Dataset records =>
════════════════════

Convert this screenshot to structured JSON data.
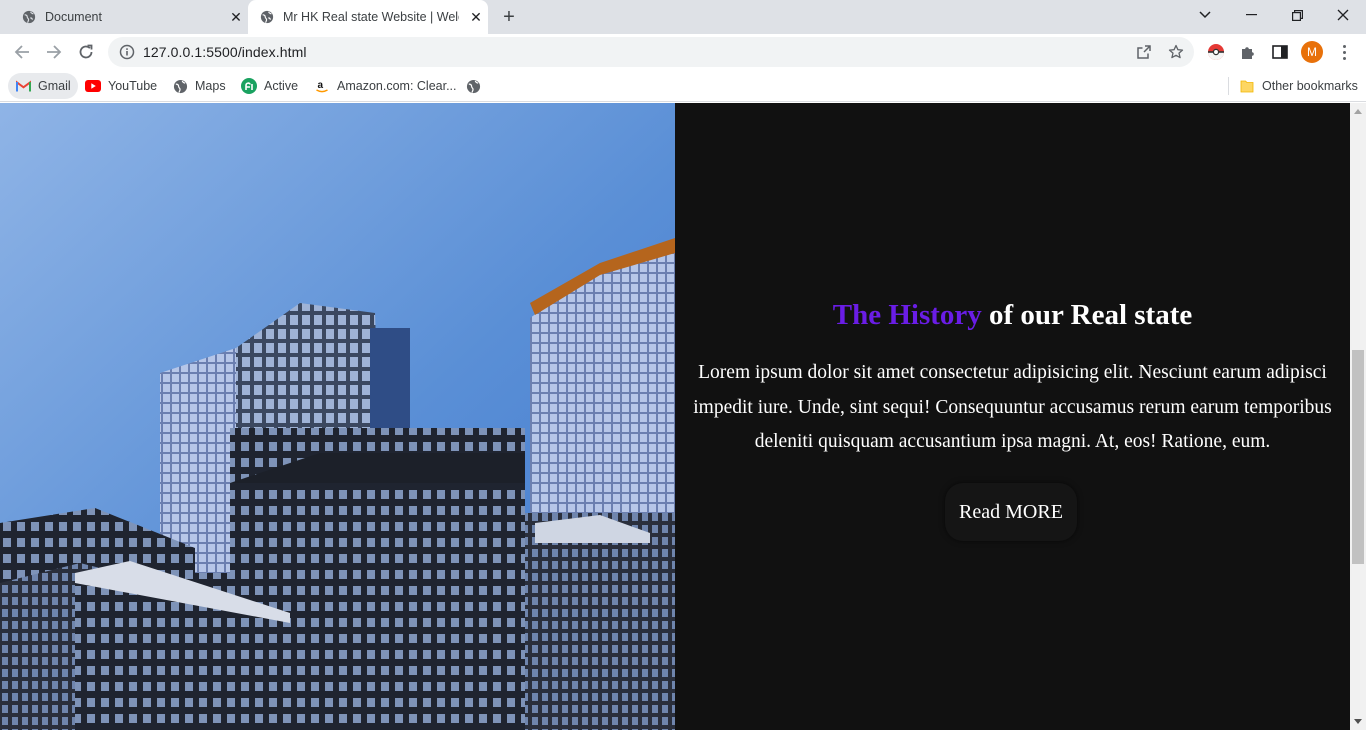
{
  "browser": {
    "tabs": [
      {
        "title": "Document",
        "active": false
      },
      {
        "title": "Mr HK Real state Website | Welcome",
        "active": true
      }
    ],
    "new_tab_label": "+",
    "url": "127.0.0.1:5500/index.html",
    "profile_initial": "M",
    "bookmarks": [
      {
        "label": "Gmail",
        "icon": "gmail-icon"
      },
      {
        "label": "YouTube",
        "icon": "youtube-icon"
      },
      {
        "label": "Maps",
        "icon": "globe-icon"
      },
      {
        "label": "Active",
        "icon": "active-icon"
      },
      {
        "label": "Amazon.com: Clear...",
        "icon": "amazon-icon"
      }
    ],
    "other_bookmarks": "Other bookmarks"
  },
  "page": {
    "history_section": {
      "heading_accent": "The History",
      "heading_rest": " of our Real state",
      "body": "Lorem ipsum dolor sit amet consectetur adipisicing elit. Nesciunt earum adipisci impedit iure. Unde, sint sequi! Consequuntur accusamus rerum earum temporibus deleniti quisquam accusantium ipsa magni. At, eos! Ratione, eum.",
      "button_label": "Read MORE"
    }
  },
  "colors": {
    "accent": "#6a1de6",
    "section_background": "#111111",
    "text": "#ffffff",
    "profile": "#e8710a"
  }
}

════════════════════

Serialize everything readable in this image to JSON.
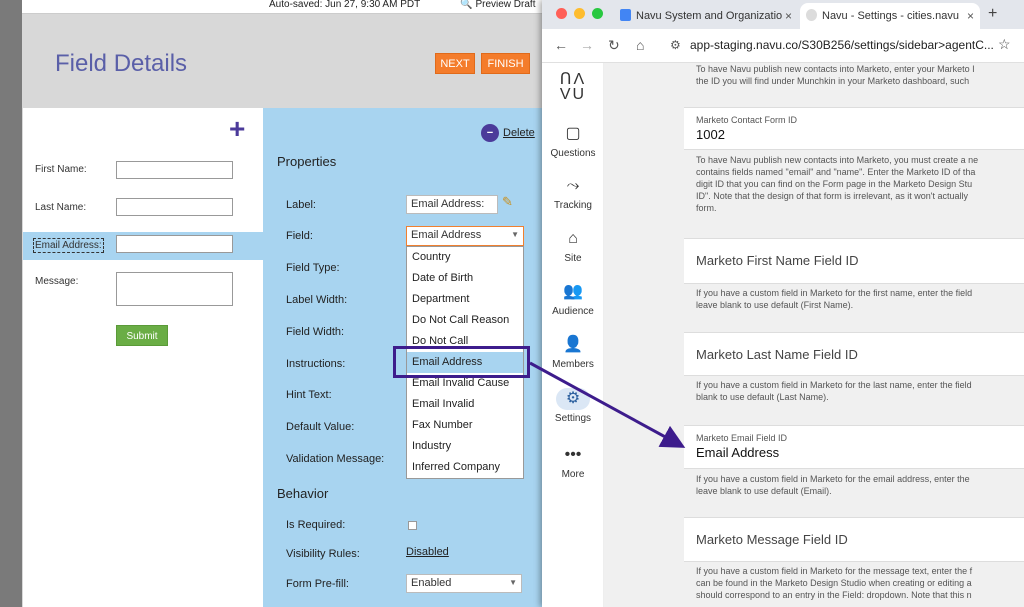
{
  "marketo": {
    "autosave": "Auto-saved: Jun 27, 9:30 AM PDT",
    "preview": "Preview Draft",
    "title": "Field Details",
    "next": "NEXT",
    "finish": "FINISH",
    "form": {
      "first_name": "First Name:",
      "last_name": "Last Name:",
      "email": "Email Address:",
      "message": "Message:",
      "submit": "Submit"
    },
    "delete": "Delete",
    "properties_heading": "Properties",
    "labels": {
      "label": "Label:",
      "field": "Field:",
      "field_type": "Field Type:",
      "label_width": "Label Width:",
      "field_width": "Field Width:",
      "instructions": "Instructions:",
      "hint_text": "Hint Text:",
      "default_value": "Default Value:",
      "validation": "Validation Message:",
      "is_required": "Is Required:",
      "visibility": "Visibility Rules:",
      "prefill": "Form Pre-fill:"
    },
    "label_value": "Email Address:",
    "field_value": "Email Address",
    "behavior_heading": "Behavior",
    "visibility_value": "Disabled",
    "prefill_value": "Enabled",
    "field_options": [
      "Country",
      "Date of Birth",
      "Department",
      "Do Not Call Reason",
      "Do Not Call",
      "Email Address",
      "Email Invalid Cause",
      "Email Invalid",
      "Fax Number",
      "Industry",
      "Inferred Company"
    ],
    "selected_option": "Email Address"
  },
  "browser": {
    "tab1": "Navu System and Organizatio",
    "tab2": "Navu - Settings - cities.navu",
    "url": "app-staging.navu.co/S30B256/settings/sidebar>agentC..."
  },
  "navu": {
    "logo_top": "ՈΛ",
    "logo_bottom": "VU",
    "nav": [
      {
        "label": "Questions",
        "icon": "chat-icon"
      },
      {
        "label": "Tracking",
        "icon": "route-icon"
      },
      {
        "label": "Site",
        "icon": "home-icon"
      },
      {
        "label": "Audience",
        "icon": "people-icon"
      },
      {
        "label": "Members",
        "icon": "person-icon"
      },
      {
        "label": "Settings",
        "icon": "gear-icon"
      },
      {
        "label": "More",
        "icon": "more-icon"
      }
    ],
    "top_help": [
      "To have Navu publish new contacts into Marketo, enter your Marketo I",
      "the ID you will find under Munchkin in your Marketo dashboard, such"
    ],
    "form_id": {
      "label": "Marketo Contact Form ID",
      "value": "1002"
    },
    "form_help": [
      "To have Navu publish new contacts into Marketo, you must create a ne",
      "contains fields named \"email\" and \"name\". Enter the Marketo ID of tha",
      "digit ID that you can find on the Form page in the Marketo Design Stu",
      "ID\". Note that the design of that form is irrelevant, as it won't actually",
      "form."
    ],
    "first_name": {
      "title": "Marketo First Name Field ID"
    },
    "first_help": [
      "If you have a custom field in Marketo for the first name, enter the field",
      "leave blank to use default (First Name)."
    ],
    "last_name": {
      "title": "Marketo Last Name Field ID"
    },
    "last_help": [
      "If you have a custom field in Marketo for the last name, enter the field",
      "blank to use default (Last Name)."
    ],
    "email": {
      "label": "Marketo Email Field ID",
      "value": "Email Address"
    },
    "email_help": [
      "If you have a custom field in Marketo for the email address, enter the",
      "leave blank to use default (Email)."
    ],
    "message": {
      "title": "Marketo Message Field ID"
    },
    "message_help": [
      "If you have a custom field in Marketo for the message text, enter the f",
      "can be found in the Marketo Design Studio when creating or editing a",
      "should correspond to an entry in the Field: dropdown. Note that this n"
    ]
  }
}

════════════════════

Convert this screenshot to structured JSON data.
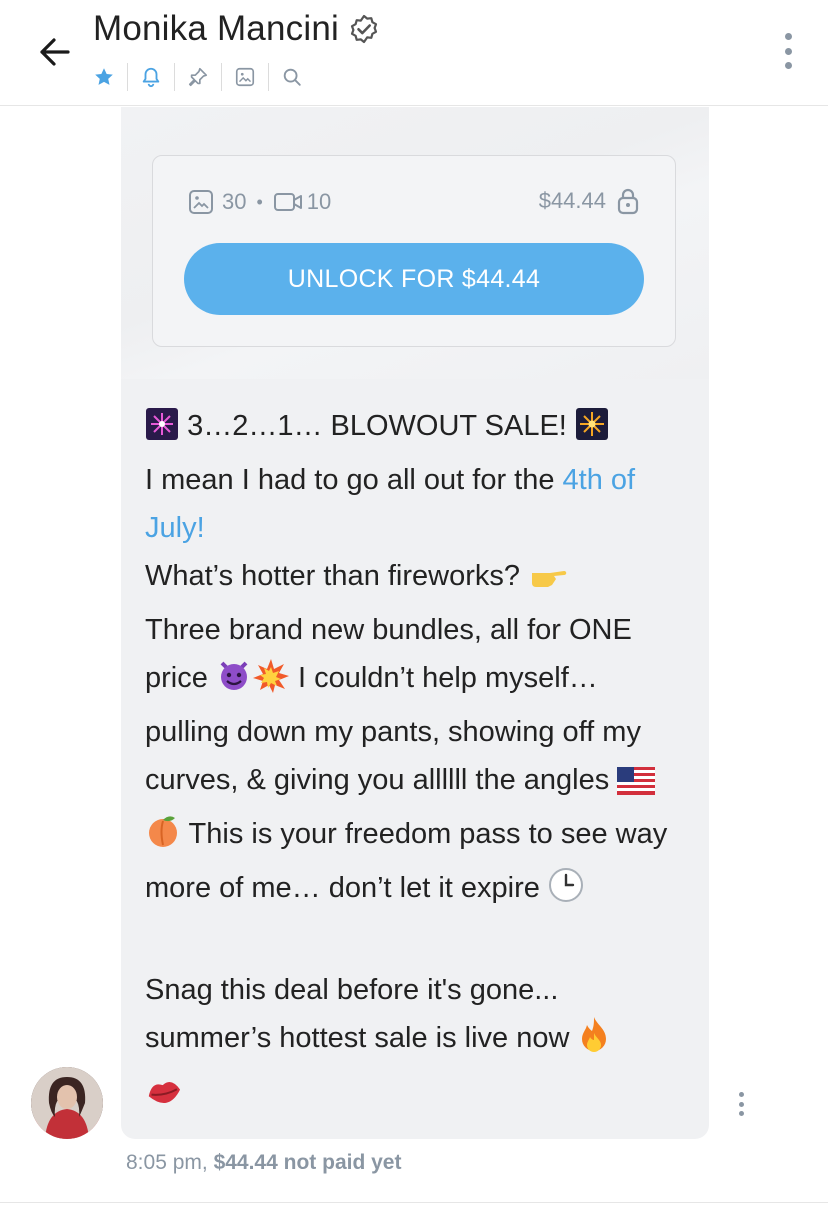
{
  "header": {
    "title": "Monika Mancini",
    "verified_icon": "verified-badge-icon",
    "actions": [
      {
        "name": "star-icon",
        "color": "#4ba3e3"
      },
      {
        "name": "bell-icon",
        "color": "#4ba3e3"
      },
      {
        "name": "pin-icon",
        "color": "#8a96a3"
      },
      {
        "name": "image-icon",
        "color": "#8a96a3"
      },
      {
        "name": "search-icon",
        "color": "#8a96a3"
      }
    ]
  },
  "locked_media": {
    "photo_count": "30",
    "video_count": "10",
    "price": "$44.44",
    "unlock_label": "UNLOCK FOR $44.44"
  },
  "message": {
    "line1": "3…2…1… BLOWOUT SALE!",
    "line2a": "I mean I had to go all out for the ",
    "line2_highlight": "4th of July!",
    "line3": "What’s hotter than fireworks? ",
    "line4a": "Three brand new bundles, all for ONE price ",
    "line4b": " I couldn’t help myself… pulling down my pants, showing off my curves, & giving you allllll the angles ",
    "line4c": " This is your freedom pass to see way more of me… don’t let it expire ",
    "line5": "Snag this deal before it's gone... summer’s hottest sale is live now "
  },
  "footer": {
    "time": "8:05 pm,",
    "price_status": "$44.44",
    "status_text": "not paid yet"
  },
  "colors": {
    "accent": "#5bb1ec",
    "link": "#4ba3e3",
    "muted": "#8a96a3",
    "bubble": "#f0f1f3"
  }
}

════════════════════

TASK INSTRUCTIONS => Report only how many lines in the entries contain "Note".

REPLY TO THE TASK => 2